= To be done =
Every line must be returned precisely as it is written.

= Recorded data =
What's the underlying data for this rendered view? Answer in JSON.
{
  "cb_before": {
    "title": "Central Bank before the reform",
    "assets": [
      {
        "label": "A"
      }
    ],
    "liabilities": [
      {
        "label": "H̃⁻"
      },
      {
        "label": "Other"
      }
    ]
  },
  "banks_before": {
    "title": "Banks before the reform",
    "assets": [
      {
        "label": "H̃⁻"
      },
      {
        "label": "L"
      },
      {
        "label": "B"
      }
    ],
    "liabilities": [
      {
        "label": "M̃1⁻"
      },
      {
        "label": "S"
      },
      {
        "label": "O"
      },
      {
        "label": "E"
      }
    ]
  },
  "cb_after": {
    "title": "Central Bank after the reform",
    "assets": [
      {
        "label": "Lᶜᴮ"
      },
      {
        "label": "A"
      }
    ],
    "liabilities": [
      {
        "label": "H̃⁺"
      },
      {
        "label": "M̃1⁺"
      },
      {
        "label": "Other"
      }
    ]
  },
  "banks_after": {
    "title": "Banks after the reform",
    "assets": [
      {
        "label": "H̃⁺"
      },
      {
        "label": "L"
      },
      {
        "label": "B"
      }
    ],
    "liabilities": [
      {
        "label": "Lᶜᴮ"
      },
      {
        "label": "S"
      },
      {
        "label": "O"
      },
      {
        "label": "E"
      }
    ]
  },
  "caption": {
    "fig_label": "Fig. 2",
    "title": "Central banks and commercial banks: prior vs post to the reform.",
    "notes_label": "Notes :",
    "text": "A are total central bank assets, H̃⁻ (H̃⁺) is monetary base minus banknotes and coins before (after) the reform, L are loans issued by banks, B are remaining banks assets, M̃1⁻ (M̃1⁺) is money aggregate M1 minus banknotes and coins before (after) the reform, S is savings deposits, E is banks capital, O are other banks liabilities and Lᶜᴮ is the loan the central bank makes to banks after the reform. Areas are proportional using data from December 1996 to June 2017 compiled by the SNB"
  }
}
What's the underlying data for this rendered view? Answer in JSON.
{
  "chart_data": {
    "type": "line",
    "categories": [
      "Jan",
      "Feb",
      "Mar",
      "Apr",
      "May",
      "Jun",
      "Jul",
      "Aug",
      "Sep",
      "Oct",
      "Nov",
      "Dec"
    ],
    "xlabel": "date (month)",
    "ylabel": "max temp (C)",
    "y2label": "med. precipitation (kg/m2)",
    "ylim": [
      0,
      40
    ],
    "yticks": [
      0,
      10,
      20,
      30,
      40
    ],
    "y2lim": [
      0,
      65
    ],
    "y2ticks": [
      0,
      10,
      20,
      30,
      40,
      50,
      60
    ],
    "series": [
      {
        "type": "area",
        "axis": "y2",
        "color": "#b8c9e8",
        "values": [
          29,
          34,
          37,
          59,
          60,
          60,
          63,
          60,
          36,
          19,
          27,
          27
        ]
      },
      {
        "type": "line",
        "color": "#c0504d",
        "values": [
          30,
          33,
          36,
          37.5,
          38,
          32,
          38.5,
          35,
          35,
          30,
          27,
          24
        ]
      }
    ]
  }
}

= Completed task =
What's the underlying data for this rendered view? Answer in JSON.
{
  "cb_before": {
    "title": "Central Bank before the reform",
    "assets": [
      {
        "label": "A"
      }
    ],
    "liabilities": [
      {
        "label": "H̃⁻"
      },
      {
        "label": "Other"
      }
    ]
  },
  "banks_before": {
    "title": "Banks before the reform",
    "assets": [
      {
        "label": "H̃⁻"
      },
      {
        "label": "L"
      },
      {
        "label": "B"
      }
    ],
    "liabilities": [
      {
        "label": "M̃1⁻"
      },
      {
        "label": "S"
      },
      {
        "label": "O"
      },
      {
        "label": "E"
      }
    ]
  },
  "cb_after": {
    "title": "Central Bank after the reform",
    "assets": [
      {
        "label": "Lᶜᴮ"
      },
      {
        "label": "A"
      }
    ],
    "liabilities": [
      {
        "label": "H̃⁺"
      },
      {
        "label": "M̃1⁺"
      },
      {
        "label": "Other"
      }
    ]
  },
  "banks_after": {
    "title": "Banks after the reform",
    "assets": [
      {
        "label": "H̃⁺"
      },
      {
        "label": "L"
      },
      {
        "label": "B"
      }
    ],
    "liabilities": [
      {
        "label": "Lᶜᴮ"
      },
      {
        "label": "S"
      },
      {
        "label": "O"
      },
      {
        "label": "E"
      }
    ]
  },
  "caption": {
    "fig_label": "Fig. 2",
    "title": "Central banks and commercial banks: prior vs post to the reform.",
    "notes_label": "Notes :",
    "text": "A are total central bank assets, H̃⁻ (H̃⁺) is monetary base minus banknotes and coins before (after) the reform, L are loans issued by banks, B are remaining banks assets, M̃1⁻ (M̃1⁺) is money aggregate M1 minus banknotes and coins before (after) the reform, S is savings deposits, E is banks capital, O are other banks liabilities and Lᶜᴮ is the loan the central bank makes to banks after the reform. Areas are proportional using data from December 1996 to June 2017 compiled by the SNB"
  }
}
What's the underlying data for this rendered view? Answer in JSON.
{
  "chart_data": {
    "type": "line",
    "categories": [
      "Jan",
      "Feb",
      "Mar",
      "Apr",
      "May",
      "Jun",
      "Jul",
      "Aug",
      "Sep",
      "Oct",
      "Nov",
      "Dec"
    ],
    "xlabel": "date (month)",
    "ylabel": "max temp (C)",
    "y2label": "med. precipitation (kg/m2)",
    "ylim": [
      0,
      40
    ],
    "yticks": [
      0,
      10,
      20,
      30,
      40
    ],
    "y2lim": [
      0,
      65
    ],
    "y2ticks": [
      0,
      10,
      20,
      30,
      40,
      50,
      60
    ],
    "series": [
      {
        "type": "area",
        "axis": "y2",
        "color": "#b8c9e8",
        "values": [
          29,
          34,
          37,
          59,
          60,
          60,
          63,
          60,
          36,
          19,
          27,
          27
        ]
      },
      {
        "type": "line",
        "color": "#c0504d",
        "values": [
          30,
          33,
          36,
          37.5,
          38,
          32,
          38.5,
          35,
          35,
          30,
          27,
          24
        ]
      }
    ]
  }
}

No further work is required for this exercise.